(Dataset entries on figures)
--- begin ---

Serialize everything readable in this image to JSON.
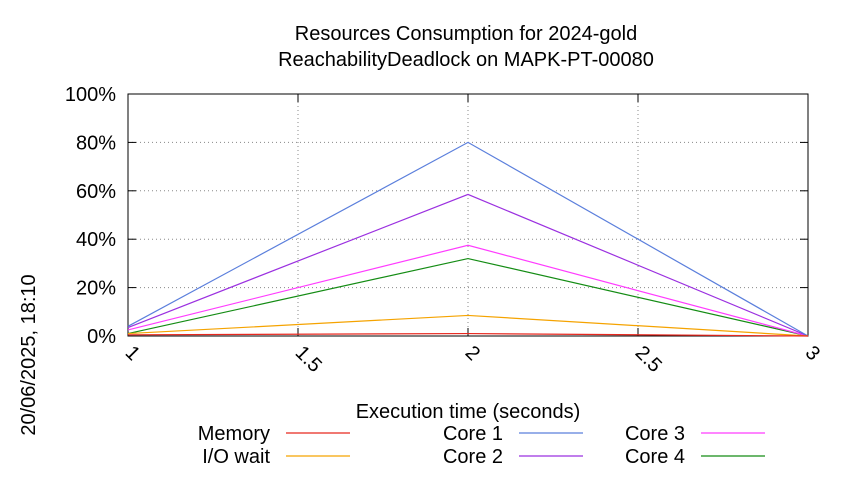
{
  "chart_data": {
    "type": "line",
    "title": "Resources Consumption for 2024-gold",
    "subtitle": "ReachabilityDeadlock on MAPK-PT-00080",
    "xlabel": "Execution time (seconds)",
    "ylabel": "",
    "side_label": "20/06/2025, 18:10",
    "xlim": [
      1,
      3
    ],
    "ylim": [
      0,
      100
    ],
    "x_ticks": [
      1,
      1.5,
      2,
      2.5,
      3
    ],
    "x_tick_labels": [
      "1",
      "1.5",
      "2",
      "2.5",
      "3"
    ],
    "y_ticks": [
      0,
      20,
      40,
      60,
      80,
      100
    ],
    "y_tick_labels": [
      "0%",
      "20%",
      "40%",
      "60%",
      "80%",
      "100%"
    ],
    "grid": true,
    "legend_position": "bottom",
    "x": [
      1,
      2,
      3
    ],
    "series": [
      {
        "name": "Memory",
        "color": "#e8281f",
        "values": [
          0.5,
          1.0,
          0.0
        ]
      },
      {
        "name": "I/O wait",
        "color": "#f5a300",
        "values": [
          1.0,
          8.5,
          0.0
        ]
      },
      {
        "name": "Core 1",
        "color": "#5b7fdc",
        "values": [
          4.0,
          80.0,
          0.0
        ]
      },
      {
        "name": "Core 2",
        "color": "#9b30e0",
        "values": [
          3.5,
          58.5,
          0.0
        ]
      },
      {
        "name": "Core 3",
        "color": "#ff3cff",
        "values": [
          2.5,
          37.5,
          0.0
        ]
      },
      {
        "name": "Core 4",
        "color": "#148c14",
        "values": [
          1.0,
          32.0,
          0.0
        ]
      }
    ]
  }
}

--- end ---

◆ Problem description ◆
Word for word, quote the full listing, omitting every picture.

◆ Completed task ◆
Serialize everything readable in this image to JSON.
{
  "chart_data": {
    "type": "line",
    "title": "Resources Consumption for 2024-gold",
    "subtitle": "ReachabilityDeadlock on MAPK-PT-00080",
    "xlabel": "Execution time (seconds)",
    "ylabel": "",
    "side_label": "20/06/2025, 18:10",
    "xlim": [
      1,
      3
    ],
    "ylim": [
      0,
      100
    ],
    "x_ticks": [
      1,
      1.5,
      2,
      2.5,
      3
    ],
    "x_tick_labels": [
      "1",
      "1.5",
      "2",
      "2.5",
      "3"
    ],
    "y_ticks": [
      0,
      20,
      40,
      60,
      80,
      100
    ],
    "y_tick_labels": [
      "0%",
      "20%",
      "40%",
      "60%",
      "80%",
      "100%"
    ],
    "grid": true,
    "legend_position": "bottom",
    "x": [
      1,
      2,
      3
    ],
    "series": [
      {
        "name": "Memory",
        "color": "#e8281f",
        "values": [
          0.5,
          1.0,
          0.0
        ]
      },
      {
        "name": "I/O wait",
        "color": "#f5a300",
        "values": [
          1.0,
          8.5,
          0.0
        ]
      },
      {
        "name": "Core 1",
        "color": "#5b7fdc",
        "values": [
          4.0,
          80.0,
          0.0
        ]
      },
      {
        "name": "Core 2",
        "color": "#9b30e0",
        "values": [
          3.5,
          58.5,
          0.0
        ]
      },
      {
        "name": "Core 3",
        "color": "#ff3cff",
        "values": [
          2.5,
          37.5,
          0.0
        ]
      },
      {
        "name": "Core 4",
        "color": "#148c14",
        "values": [
          1.0,
          32.0,
          0.0
        ]
      }
    ]
  }
}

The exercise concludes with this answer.